[BEGIN EXTRACT PROVIDED]

However, most research methods rely on single measures of complex constructs and dynamic interactions (Praetorius et al., 2018). The analyzed data rarely has more than two measured points for one lesson (Praetorius et al., 2020), which makes it impossible to analyze time-dependent relationships during the teaching process. For example, responses to questionnaires about teachers' supportive behavior represent evaluations of students only for the entire duration of a class or another defined period, like school years (e.g., Mainhard et al., 2011). In this case, the extent to which the teacher's supportive behavior varies during the lesson cannot be estimated. Since a questionnaire item only represents the average assessment of all time points and of all students, an estimation of the variation during the class cannot be given. Only the distribution of ratings within the class can be analyzed.
An exception is the TIMMS video study, where researchers could analyze videotaped lessons of different years and countries (Martin et al., 2020) and compare sections of lessons (Stigler and Ronald, 2000) or changes in teaching between different years (Burroughs et al., 2019a). However, these comparisons usually average over all lessons, because the goal of the study is to compare teaching at country or year level, and do not delve deeper into the specific time evolution of each lesson's section (Burroughs et al., 2019b).

[END EXTRACT PROVIDED]

WHAT YOU NEED TO DO:
**a.** In the passage on classroom research methods, the analyzed data rarely has more than how many measured points for one lesson?
**b.** Translate this sentence from the passage on classroom research methods into Spanish: "Only the distribution of ratings within the class can be analyzed."
**c.** Quote the stretch of the passage on classroom research methods from "An exception is" through "et al., 2019b).".

[BEGIN MATERIAL SUPPLIED]

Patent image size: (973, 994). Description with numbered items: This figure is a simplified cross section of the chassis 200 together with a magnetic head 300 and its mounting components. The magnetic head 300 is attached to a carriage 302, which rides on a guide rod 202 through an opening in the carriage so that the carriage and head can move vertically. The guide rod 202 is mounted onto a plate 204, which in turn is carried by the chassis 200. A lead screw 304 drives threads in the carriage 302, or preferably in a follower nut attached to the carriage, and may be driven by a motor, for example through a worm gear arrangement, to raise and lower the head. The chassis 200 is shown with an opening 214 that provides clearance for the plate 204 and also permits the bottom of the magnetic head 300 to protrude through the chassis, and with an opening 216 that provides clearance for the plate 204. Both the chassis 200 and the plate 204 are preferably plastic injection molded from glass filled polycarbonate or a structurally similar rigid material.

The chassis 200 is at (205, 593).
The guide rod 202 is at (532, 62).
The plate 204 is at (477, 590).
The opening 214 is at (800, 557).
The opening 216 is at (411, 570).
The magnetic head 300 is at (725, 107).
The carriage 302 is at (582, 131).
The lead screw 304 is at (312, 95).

[END MATERIAL SUPPLIED]

RESPONSES BY TASK:
**a.** Two measured points.

**b.** Solo se puede analizar la distribución de las calificaciones dentro de la clase.

**c.**
An exception is the TIMMS video study, where researchers could analyze videotaped lessons of different years and countries (Martin et al., 2020) and compare sections of lessons (Stigler and Ronald, 2000) or changes in teaching between different years (Burroughs et al., 2019a). However, these comparisons usually average over all lessons, because the goal of the study is to compare teaching at country or year level, and do not delve deeper into the specific time evolution of each lesson's section (Burroughs et al., 2019b).